↓
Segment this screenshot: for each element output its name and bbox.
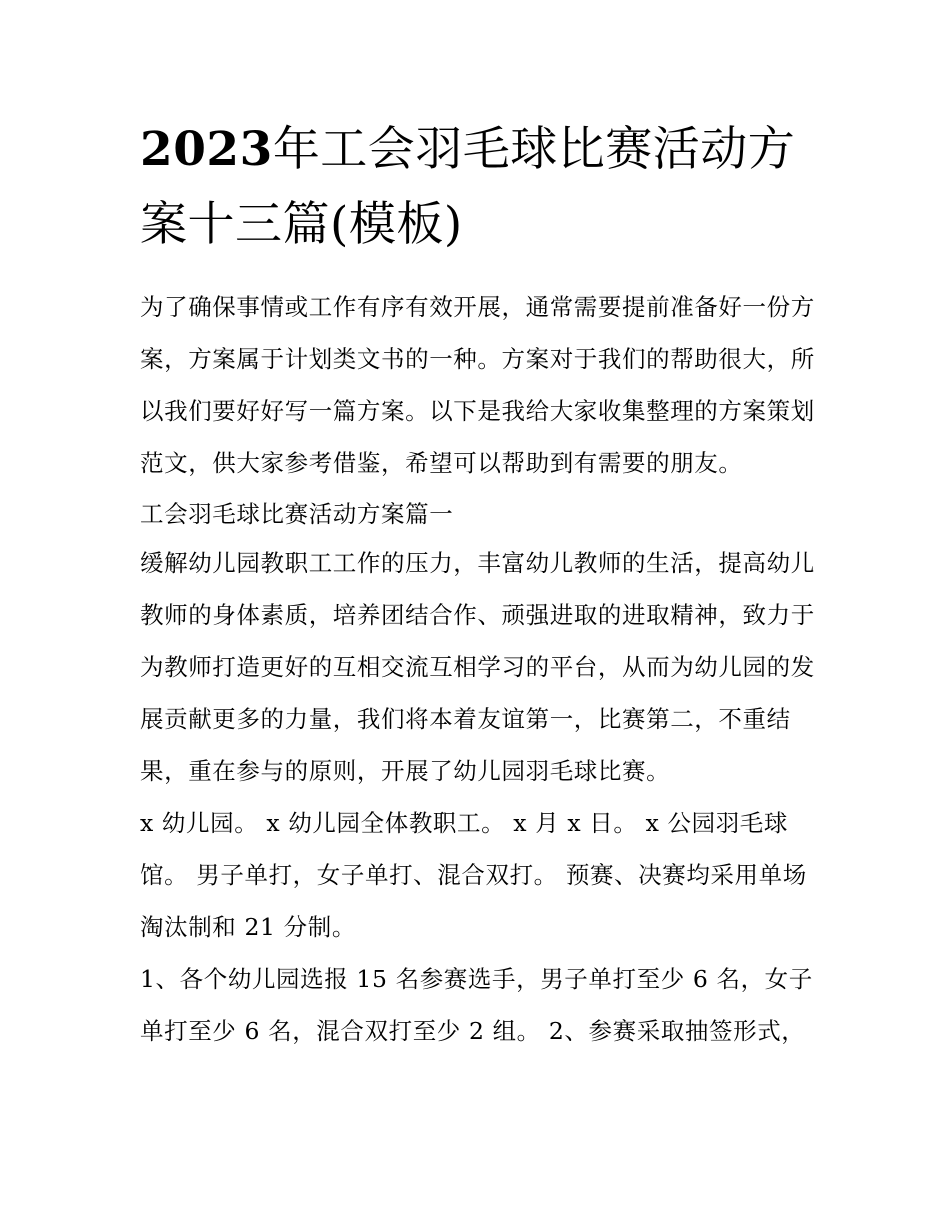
document-body bbox=[140, 281, 820, 1057]
section-heading: 工会羽毛球比赛活动方案篇一 bbox=[140, 500, 454, 528]
rules-paragraph: 1、各个幼儿园选报 15 名参赛选手，男子单打至少 6 名，女子单打至少 6 名，混合双打至少 2 组。 2、参赛采取抽签形式， bbox=[140, 965, 813, 1045]
title-text: 年工会羽毛球比赛活动方案十三篇(模板) bbox=[140, 122, 796, 252]
details-paragraph: x 幼儿园。 x 幼儿园全体教职工。 x 月 x 日。 x 公园羽毛球馆。 男子单打，女子单打、混合双打。 预赛、决赛均采用单场淘汰制和 21 分制。 bbox=[140, 809, 807, 941]
intro-paragraph: 为了确保事情或工作有序有效开展，通常需要提前准备好一份方案，方案属于计划类文书的一种。方案对于我们的帮助很大，所以我们要好好写一篇方案。以下是我给大家收集整理的方案策划范文，供大家参考借鉴，希望可以帮助到有需要的朋友。 bbox=[140, 293, 815, 477]
purpose-paragraph: 缓解幼儿园教职工工作的压力，丰富幼儿教师的生活，提高幼儿教师的身体素质，培养团结合作、顽强进取的进取精神，致力于为教师打造更好的互相交流互相学习的平台，从而为幼儿园的发展贡献更多的力量，我们将本着友谊第一，比赛第二，不重结果，重在参与的原则，开展了幼儿园羽毛球比赛。 bbox=[140, 549, 815, 785]
title-year: 2023 bbox=[140, 122, 273, 177]
document-title bbox=[140, 112, 820, 262]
↑
Reproduce every line of the listing above verbatim, leaving out the picture.

Segment this screenshot: for each element output its name and bbox.
document-body bbox=[140, 281, 820, 1057]
section-heading: 工会羽毛球比赛活动方案篇一 bbox=[140, 500, 454, 528]
rules-paragraph: 1、各个幼儿园选报 15 名参赛选手，男子单打至少 6 名，女子单打至少 6 名，混合双打至少 2 组。 2、参赛采取抽签形式， bbox=[140, 965, 813, 1045]
title-text: 年工会羽毛球比赛活动方案十三篇(模板) bbox=[140, 122, 796, 252]
details-paragraph: x 幼儿园。 x 幼儿园全体教职工。 x 月 x 日。 x 公园羽毛球馆。 男子单打，女子单打、混合双打。 预赛、决赛均采用单场淘汰制和 21 分制。 bbox=[140, 809, 807, 941]
intro-paragraph: 为了确保事情或工作有序有效开展，通常需要提前准备好一份方案，方案属于计划类文书的一种。方案对于我们的帮助很大，所以我们要好好写一篇方案。以下是我给大家收集整理的方案策划范文，供大家参考借鉴，希望可以帮助到有需要的朋友。 bbox=[140, 293, 815, 477]
purpose-paragraph: 缓解幼儿园教职工工作的压力，丰富幼儿教师的生活，提高幼儿教师的身体素质，培养团结合作、顽强进取的进取精神，致力于为教师打造更好的互相交流互相学习的平台，从而为幼儿园的发展贡献更多的力量，我们将本着友谊第一，比赛第二，不重结果，重在参与的原则，开展了幼儿园羽毛球比赛。 bbox=[140, 549, 815, 785]
title-year: 2023 bbox=[140, 122, 273, 177]
document-title bbox=[140, 112, 820, 262]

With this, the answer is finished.